▶ [Brief] Scan the material and copy every line in which "teamwork" appears.

▶ [Data supplied]
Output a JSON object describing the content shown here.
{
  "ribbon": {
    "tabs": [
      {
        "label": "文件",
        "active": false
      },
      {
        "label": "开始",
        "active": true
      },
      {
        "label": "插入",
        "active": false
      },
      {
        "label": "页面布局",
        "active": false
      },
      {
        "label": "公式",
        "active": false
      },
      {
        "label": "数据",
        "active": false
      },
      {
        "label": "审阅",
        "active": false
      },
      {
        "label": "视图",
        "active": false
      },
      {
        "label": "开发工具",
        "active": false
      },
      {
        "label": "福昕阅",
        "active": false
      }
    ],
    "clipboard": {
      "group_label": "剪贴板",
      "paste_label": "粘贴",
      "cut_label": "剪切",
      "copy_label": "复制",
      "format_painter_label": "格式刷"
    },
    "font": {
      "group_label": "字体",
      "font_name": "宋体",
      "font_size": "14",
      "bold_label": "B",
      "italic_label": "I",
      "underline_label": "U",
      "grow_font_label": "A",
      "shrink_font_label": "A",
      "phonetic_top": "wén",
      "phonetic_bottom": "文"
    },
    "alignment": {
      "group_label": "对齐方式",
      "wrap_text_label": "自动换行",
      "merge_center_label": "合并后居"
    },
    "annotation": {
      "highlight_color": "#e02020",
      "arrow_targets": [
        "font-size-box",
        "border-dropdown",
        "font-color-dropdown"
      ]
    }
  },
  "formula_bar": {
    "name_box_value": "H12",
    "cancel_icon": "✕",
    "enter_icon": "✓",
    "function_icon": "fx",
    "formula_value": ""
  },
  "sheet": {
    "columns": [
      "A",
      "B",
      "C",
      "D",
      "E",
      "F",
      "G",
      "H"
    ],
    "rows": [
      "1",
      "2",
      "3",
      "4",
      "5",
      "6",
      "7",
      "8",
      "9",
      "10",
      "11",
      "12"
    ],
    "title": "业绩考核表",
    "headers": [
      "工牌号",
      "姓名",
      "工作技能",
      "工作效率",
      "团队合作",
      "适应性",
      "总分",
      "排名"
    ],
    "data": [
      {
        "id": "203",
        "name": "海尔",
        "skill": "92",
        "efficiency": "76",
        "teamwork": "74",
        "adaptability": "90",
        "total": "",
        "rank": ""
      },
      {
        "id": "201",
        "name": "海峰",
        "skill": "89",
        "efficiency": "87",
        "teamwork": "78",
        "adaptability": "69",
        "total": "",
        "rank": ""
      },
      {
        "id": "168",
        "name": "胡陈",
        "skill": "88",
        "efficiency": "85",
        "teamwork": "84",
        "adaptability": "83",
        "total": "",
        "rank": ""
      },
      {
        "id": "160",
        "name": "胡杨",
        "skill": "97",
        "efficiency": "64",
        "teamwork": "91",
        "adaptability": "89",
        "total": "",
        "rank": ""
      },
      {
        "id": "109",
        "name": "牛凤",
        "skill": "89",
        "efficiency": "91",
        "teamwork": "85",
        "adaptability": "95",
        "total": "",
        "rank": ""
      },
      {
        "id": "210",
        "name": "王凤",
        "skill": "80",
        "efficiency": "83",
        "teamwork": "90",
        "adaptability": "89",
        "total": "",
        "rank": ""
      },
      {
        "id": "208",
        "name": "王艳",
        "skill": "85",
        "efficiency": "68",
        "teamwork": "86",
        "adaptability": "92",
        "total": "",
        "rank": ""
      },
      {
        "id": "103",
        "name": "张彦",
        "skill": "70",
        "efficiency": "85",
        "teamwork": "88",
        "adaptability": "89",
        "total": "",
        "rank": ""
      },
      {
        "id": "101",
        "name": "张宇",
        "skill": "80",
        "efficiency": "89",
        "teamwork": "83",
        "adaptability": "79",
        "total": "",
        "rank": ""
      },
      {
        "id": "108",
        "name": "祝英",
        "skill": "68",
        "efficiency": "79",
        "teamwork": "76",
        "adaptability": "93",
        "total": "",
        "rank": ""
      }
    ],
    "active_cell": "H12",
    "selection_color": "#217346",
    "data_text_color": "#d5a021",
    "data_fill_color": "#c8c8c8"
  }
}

▶ [Finished answer]
        "teamwork": "74",
        "teamwork": "78",
        "teamwork": "84",
        "teamwork": "91",
        "teamwork": "85",
        "teamwork": "90",
        "teamwork": "86",
        "teamwork": "88",
        "teamwork": "83",
        "teamwork": "76",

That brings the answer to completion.